The Mallard Rule – a non answer can be an answer

As Speaker Trevor Mallard has started well, genuinely trying to improve the standard of debate in Parliament. He has a long history of jousting with various Speakers so knows just about all the tricks.

Mallard has introduced some innovations, and he tries to keep debate moving rather than getting bogged down.

One thing he has introduced is the ‘no answer is effectively an answer’ ruling, when there is a point of order claiming a straightforward question was not answered.

An example from yesterday in Question No. 9—Justice:

Hon Amy Adams: Does he agree with constitutional scholar Andrew Geddis, who said “using the law to try and quash internal party disagreement and ensure the governing arrangement lasts the full distance comes at a cost to our wider system of parliamentary democracy.”, and if not, why not?

Hon ANDREW LITTLE: Sometimes I agree with Andrew Geddis, and sometimes I don’t. But what I do agree with is that the basic MMP principle of the proportionality of parties in Parliament is sacrosanct and must be protected, and it will be enshrined in this bill.

Hon Amy Adams: So what specific issues have arisen in recent months that in his view make this legislation necessary, given that none of the parties in Government campaigned on implementing the law and some are on record actively opposing such a law?

Hon ANDREW LITTLE: We have had legislation like this in our country before and it had a sunset clause, and it is a matter of the sacrosanct nature of MMP politics and the proportionality of Parliament. I think it is very good that that member should show a very close interest in the right of parties and their leaders to exercise their powers under this legislation, because I think she secretly harbours a wish to be in the position to exercise those powers one day.

Hon Amy Adams: I raise a point of order, Mr Speaker. My point of order, sir, is, very simply, that I asked him a very straight and direct question about what events have happened to make it necessary, given that no one campaigned on it. He didn’t come near to that in his answer. He just had a swipe at me.

Mr SPEAKER: Oh, I think he approached it. [Interruption] Well, I mean, the fact that the member didn’t confirm a negative should make it clear.

So when a Minister avoids answering a straight question it is fair to assume an answer.

I have seen Mallard allowing non-answers before, making the point that a clear answer can be assumed.

Ministers answer questions when it suits, and avoid answering when it suits, but meaning can be fairly inferred from non-answers.

 

 

 

32 Comments

  1. robertguyton

     /  December 20, 2017

    David Carter.

    • I really have no idea why anyone thought Mallard was a suitable candidate for Speaker. There literally is not a man in Labour more tribal, more intemperate and who lacks every single characteristic deemed desirable to wield such power.

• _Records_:
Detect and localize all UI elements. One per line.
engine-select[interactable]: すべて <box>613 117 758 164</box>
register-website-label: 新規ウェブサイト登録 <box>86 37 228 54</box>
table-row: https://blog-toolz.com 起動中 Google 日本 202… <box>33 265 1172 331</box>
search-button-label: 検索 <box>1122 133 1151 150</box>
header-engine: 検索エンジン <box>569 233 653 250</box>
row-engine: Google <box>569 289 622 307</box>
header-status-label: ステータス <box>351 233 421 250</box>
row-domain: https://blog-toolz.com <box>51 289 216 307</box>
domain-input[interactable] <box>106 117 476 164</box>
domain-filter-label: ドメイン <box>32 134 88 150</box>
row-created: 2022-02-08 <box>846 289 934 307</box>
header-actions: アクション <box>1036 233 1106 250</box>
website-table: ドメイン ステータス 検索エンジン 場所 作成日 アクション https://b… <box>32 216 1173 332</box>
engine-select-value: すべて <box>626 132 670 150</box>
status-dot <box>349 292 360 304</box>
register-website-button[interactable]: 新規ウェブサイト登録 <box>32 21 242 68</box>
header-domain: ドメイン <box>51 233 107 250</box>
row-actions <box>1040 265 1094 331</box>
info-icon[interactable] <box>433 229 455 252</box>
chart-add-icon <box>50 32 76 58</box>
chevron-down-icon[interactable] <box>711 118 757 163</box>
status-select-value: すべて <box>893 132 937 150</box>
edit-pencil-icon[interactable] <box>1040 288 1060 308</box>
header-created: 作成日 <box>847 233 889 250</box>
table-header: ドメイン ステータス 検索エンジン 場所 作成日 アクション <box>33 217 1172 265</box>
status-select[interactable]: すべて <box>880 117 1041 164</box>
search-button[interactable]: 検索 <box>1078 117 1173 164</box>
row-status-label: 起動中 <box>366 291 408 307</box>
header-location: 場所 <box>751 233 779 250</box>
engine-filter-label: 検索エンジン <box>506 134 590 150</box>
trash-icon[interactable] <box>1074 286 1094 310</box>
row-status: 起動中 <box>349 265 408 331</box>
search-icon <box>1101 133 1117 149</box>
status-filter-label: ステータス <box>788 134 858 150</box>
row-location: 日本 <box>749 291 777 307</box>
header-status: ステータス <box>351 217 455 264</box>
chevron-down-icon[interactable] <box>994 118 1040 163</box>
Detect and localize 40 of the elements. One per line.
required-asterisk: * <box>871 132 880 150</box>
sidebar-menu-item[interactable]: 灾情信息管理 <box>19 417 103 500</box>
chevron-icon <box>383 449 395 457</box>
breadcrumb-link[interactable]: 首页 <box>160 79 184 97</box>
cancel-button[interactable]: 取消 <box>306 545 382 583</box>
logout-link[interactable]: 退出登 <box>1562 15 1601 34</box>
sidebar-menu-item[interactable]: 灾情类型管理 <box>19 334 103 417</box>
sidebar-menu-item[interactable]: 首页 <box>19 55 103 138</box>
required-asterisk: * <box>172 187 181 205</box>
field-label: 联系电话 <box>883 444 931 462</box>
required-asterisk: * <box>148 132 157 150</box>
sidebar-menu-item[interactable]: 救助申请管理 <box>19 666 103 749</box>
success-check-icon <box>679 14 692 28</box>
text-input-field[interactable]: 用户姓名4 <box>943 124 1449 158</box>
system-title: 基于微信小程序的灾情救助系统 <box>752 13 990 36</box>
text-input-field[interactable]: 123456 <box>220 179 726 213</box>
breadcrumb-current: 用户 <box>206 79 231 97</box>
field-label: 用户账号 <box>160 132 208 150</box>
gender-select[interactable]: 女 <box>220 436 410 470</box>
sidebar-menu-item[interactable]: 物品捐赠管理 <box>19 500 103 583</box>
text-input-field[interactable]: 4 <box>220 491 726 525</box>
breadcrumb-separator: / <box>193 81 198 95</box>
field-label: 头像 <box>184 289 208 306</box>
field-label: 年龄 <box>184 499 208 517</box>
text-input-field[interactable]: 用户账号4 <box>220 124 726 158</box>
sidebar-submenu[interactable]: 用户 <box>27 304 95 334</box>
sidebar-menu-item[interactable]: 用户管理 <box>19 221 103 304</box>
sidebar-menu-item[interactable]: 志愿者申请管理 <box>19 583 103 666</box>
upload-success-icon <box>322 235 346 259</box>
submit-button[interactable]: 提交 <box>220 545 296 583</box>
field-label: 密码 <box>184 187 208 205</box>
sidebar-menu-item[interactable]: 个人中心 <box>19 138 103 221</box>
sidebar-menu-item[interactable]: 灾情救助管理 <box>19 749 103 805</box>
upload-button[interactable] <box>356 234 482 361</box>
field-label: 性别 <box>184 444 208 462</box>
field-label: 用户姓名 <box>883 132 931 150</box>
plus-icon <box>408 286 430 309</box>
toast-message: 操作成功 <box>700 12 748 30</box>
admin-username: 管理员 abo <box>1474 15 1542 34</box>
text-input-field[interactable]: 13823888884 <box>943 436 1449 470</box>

• _Requirements_:
- a) In the blog post on the Mallard Rule, which numbered question and subject does the example exchange come from?
- b) Summarize the blog post on the Mallard Rule in two sentences.
- c) From the blog post on the Mallard Rule, reproduce the passage starting at "An example from" and ending at "in this bill.".
These entries come from a source separate from the blog post on the Mallard Rule.

• _Outputs for the tasks_:
- a) It comes from Question No. 9, on Justice.

- b) As Speaker, Trevor Mallard has tried to improve the standard of debate and keep it moving, and he has introduced a ruling that when a straightforward question goes unanswered, the lack of an answer can effectively count as one. The post illustrates this with an exchange in which Amy Adams complained that Andrew Little had not answered her question, and Mallard replied that Little had approached it and that his failure to confirm a negative should make things clear.

- c)
An example from yesterday in Question No. 9—Justice:

Hon Amy Adams: Does he agree with constitutional scholar Andrew Geddis, who said “using the law to try and quash internal party disagreement and ensure the governing arrangement lasts the full distance comes at a cost to our wider system of parliamentary democracy.”, and if not, why not?

Hon ANDREW LITTLE: Sometimes I agree with Andrew Geddis, and sometimes I don’t. But what I do agree with is that the basic MMP principle of the proportionality of parties in Parliament is sacrosanct and must be protected, and it will be enshrined in this bill.